Exercise aim — Emit the entire listing verbatim.

Stored entries
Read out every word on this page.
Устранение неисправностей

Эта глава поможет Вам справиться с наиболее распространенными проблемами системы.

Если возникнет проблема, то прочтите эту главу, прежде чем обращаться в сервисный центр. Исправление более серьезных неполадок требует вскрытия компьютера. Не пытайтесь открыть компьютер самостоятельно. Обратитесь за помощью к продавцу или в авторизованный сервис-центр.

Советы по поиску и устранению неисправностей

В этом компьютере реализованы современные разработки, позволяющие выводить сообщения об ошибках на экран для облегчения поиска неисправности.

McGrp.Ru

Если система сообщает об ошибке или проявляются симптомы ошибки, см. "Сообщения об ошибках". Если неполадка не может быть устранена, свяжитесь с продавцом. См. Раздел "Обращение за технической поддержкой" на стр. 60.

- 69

Response to this exercise —
Read out every word on this page.
Устранение неисправностей

Эта глава поможет Вам справиться с наиболее распространенными проблемами системы.

Если возникнет проблема, то прочтите эту главу, прежде чем обращаться в сервисный центр. Исправление более серьезных неполадок требует вскрытия компьютера. Не пытайтесь открыть компьютер самостоятельно. Обратитесь за помощью к продавцу или в авторизованный сервис-центр.

Советы по поиску и устранению неисправностей

В этом компьютере реализованы современные разработки, позволяющие выводить сообщения об ошибках на экран для облегчения поиска неисправности.

McGrp.Ru

Если система сообщает об ошибке или проявляются симптомы ошибки, см. "Сообщения об ошибках". Если неполадка не может быть устранена, свяжитесь с продавцом. См. Раздел "Обращение за технической поддержкой" на стр. 60.

- 69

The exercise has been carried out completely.